WRITTEN TASK:
Take the listing and print it in full, exactly as given.

↓

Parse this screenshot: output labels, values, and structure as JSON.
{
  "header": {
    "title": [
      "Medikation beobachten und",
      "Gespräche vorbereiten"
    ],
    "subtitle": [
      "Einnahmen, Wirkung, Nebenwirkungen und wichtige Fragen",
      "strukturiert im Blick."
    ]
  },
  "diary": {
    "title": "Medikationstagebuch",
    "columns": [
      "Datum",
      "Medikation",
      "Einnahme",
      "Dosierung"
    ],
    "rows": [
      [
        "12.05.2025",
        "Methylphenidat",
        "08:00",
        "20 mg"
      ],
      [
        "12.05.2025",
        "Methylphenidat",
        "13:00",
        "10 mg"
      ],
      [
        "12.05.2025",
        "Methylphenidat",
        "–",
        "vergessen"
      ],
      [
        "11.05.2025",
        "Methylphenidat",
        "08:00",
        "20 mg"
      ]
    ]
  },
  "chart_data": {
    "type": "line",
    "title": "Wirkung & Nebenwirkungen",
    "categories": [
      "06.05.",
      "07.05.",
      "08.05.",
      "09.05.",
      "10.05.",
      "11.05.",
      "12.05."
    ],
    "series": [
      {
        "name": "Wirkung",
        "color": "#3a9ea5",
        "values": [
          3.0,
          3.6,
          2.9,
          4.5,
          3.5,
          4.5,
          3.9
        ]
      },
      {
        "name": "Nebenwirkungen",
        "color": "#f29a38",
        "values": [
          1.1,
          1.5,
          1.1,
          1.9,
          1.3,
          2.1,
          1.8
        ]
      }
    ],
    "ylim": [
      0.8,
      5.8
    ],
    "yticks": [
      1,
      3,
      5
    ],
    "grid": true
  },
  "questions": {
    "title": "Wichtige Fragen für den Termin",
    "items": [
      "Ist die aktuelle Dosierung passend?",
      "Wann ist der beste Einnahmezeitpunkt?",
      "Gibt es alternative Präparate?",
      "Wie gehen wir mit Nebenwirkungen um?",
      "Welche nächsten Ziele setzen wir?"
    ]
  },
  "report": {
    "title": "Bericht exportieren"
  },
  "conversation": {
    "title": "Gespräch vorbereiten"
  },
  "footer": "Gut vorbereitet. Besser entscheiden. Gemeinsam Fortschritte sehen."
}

↑

WRITTEN SOLUTION:
Parse this screenshot: output labels, values, and structure as JSON.
{
  "header": {
    "title": [
      "Medikation beobachten und",
      "Gespräche vorbereiten"
    ],
    "subtitle": [
      "Einnahmen, Wirkung, Nebenwirkungen und wichtige Fragen",
      "strukturiert im Blick."
    ]
  },
  "diary": {
    "title": "Medikationstagebuch",
    "columns": [
      "Datum",
      "Medikation",
      "Einnahme",
      "Dosierung"
    ],
    "rows": [
      [
        "12.05.2025",
        "Methylphenidat",
        "08:00",
        "20 mg"
      ],
      [
        "12.05.2025",
        "Methylphenidat",
        "13:00",
        "10 mg"
      ],
      [
        "12.05.2025",
        "Methylphenidat",
        "–",
        "vergessen"
      ],
      [
        "11.05.2025",
        "Methylphenidat",
        "08:00",
        "20 mg"
      ]
    ]
  },
  "chart_data": {
    "type": "line",
    "title": "Wirkung & Nebenwirkungen",
    "categories": [
      "06.05.",
      "07.05.",
      "08.05.",
      "09.05.",
      "10.05.",
      "11.05.",
      "12.05."
    ],
    "series": [
      {
        "name": "Wirkung",
        "color": "#3a9ea5",
        "values": [
          3.0,
          3.6,
          2.9,
          4.5,
          3.5,
          4.5,
          3.9
        ]
      },
      {
        "name": "Nebenwirkungen",
        "color": "#f29a38",
        "values": [
          1.1,
          1.5,
          1.1,
          1.9,
          1.3,
          2.1,
          1.8
        ]
      }
    ],
    "ylim": [
      0.8,
      5.8
    ],
    "yticks": [
      1,
      3,
      5
    ],
    "grid": true
  },
  "questions": {
    "title": "Wichtige Fragen für den Termin",
    "items": [
      "Ist die aktuelle Dosierung passend?",
      "Wann ist der beste Einnahmezeitpunkt?",
      "Gibt es alternative Präparate?",
      "Wie gehen wir mit Nebenwirkungen um?",
      "Welche nächsten Ziele setzen wir?"
    ]
  },
  "report": {
    "title": "Bericht exportieren"
  },
  "conversation": {
    "title": "Gespräch vorbereiten"
  },
  "footer": "Gut vorbereitet. Besser entscheiden. Gemeinsam Fortschritte sehen."
}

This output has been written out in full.